→ **PROBLEM REQUIREMENTS**:
Repeat all of the material exactly as given.

───── PROVIDED MATERIAL

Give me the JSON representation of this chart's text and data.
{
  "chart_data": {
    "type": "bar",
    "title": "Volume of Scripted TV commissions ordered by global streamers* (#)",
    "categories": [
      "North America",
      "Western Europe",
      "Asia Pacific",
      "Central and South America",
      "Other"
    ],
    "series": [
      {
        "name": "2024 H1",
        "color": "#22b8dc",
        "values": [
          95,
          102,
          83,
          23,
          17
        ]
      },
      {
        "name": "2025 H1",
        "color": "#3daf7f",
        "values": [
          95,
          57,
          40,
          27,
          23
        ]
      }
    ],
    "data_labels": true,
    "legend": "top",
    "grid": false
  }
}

──────────

→ **SOLUTION TO THIS PROBLEM**:
Give me the JSON representation of this chart's text and data.
{
  "chart_data": {
    "type": "bar",
    "title": "Volume of Scripted TV commissions ordered by global streamers* (#)",
    "categories": [
      "North America",
      "Western Europe",
      "Asia Pacific",
      "Central and South America",
      "Other"
    ],
    "series": [
      {
        "name": "2024 H1",
        "color": "#22b8dc",
        "values": [
          95,
          102,
          83,
          23,
          17
        ]
      },
      {
        "name": "2025 H1",
        "color": "#3daf7f",
        "values": [
          95,
          57,
          40,
          27,
          23
        ]
      }
    ],
    "data_labels": true,
    "legend": "top",
    "grid": false
  }
}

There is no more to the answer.